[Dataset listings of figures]
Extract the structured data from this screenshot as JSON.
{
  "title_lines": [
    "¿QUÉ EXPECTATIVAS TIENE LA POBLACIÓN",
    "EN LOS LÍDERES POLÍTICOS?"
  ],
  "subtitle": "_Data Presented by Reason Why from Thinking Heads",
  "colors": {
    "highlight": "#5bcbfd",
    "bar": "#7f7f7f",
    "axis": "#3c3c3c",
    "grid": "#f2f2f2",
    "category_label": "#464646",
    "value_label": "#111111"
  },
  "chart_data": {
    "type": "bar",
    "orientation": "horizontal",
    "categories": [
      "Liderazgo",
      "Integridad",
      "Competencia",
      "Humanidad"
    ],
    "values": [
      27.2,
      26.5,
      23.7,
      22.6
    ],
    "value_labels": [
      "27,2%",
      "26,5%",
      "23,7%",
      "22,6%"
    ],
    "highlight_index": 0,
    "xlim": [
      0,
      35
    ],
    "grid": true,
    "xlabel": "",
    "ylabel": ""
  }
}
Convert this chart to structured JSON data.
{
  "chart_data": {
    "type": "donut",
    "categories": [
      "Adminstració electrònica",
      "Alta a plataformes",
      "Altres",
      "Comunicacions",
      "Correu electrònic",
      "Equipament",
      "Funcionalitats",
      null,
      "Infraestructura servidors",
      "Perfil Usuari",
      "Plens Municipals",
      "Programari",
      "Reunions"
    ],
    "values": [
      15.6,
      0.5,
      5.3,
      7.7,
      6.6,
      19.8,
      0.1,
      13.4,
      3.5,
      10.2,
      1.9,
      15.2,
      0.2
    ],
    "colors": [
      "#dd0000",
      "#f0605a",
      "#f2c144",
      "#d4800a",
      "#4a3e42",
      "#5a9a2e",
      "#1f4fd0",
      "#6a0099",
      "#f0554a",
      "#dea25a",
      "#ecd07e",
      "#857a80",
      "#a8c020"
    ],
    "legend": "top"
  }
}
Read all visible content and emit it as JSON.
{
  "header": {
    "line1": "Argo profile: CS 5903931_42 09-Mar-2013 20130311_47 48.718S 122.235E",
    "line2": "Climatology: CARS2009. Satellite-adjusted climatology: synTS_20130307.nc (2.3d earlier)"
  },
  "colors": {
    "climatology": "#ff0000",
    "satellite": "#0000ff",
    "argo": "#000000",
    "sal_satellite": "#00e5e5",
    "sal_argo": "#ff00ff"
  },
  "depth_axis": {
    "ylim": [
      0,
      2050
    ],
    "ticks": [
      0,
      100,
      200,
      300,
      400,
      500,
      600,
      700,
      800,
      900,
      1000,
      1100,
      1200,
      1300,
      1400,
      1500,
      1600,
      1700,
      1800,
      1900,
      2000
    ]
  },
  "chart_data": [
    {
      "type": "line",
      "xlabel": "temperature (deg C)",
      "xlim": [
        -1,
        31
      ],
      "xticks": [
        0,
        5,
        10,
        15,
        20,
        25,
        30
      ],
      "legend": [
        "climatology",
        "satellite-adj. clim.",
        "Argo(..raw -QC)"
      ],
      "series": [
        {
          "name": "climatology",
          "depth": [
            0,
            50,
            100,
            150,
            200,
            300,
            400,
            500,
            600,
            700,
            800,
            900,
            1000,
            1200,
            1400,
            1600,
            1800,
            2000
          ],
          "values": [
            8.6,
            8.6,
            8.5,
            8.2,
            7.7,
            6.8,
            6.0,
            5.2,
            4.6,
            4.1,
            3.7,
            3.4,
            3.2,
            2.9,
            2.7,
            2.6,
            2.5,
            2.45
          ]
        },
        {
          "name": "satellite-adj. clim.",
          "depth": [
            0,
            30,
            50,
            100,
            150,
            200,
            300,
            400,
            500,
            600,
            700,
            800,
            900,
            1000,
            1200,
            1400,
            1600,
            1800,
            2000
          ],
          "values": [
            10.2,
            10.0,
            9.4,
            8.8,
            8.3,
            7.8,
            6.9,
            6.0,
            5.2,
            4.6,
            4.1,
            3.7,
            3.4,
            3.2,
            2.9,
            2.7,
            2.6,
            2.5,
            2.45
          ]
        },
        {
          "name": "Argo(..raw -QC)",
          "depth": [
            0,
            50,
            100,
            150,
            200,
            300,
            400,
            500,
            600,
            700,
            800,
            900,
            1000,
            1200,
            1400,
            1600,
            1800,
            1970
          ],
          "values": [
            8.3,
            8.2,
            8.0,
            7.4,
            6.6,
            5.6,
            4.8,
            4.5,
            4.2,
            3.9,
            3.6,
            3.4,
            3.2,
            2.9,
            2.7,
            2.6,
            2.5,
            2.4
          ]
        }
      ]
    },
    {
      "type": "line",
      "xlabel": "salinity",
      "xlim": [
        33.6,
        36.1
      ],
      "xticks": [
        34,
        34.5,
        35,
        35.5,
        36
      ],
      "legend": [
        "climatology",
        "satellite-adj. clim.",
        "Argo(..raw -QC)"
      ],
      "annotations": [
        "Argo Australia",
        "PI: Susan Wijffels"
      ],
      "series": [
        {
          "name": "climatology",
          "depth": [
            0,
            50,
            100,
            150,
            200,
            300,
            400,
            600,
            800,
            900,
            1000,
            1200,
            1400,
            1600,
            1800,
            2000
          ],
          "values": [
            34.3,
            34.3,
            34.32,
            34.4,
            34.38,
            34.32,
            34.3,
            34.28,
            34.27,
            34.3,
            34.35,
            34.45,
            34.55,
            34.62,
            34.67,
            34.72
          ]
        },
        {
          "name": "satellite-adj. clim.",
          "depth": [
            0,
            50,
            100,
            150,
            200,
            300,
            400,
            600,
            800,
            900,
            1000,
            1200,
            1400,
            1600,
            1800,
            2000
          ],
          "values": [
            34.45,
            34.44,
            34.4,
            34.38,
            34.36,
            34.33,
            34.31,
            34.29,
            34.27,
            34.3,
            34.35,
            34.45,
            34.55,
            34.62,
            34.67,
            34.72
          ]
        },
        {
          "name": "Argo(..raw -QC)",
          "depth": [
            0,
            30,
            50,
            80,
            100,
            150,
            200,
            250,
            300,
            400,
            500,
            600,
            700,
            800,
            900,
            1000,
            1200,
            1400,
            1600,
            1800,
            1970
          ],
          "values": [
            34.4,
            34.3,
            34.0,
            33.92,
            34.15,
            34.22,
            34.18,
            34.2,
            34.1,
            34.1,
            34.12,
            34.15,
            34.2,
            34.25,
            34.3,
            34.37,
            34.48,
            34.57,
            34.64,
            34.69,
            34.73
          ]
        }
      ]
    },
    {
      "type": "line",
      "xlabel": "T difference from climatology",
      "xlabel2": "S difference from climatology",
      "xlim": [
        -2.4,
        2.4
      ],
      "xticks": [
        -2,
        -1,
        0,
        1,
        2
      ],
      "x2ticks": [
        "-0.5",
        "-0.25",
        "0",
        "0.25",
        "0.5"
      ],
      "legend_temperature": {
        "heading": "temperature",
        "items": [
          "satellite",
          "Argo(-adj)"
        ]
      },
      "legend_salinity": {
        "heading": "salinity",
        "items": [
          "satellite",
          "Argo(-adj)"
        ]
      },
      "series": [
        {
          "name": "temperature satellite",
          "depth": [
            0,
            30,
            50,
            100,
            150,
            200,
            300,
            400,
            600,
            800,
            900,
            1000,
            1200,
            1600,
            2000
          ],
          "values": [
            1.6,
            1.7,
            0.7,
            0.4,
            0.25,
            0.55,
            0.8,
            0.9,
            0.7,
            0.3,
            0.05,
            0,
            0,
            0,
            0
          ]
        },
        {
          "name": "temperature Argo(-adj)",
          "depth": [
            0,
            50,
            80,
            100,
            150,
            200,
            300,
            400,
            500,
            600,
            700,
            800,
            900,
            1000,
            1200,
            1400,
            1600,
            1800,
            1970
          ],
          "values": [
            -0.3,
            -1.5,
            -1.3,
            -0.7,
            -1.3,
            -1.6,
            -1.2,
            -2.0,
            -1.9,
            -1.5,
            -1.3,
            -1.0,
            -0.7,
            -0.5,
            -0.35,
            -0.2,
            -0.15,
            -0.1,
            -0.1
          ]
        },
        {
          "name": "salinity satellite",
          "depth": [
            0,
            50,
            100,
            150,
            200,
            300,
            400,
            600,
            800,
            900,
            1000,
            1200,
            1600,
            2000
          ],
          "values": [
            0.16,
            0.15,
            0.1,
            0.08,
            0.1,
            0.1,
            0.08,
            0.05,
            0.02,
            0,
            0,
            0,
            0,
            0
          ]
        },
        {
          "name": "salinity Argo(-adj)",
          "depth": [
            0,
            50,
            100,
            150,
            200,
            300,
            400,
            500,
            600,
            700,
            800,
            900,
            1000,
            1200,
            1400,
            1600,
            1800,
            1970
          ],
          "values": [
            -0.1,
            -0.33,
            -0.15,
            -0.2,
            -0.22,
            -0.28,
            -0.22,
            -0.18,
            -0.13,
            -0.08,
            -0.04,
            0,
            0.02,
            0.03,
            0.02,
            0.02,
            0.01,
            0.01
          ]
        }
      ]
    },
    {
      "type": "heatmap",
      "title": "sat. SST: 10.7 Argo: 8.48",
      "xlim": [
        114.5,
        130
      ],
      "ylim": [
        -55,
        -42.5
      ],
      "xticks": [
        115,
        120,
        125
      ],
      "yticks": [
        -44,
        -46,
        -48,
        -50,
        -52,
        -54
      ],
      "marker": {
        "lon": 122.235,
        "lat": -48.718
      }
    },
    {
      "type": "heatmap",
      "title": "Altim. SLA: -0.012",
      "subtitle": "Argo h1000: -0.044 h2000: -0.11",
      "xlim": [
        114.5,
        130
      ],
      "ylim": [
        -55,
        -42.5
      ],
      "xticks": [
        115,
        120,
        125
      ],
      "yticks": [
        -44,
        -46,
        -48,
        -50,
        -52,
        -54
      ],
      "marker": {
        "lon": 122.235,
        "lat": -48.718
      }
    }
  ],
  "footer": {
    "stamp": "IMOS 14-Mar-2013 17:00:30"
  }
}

PROBLEM: Gather up every line from the listing above in which the word "structured" occurs.

CORRECT RESPONSE:
Extract the structured data from this screenshot as JSON.
Convert this chart to structured JSON data.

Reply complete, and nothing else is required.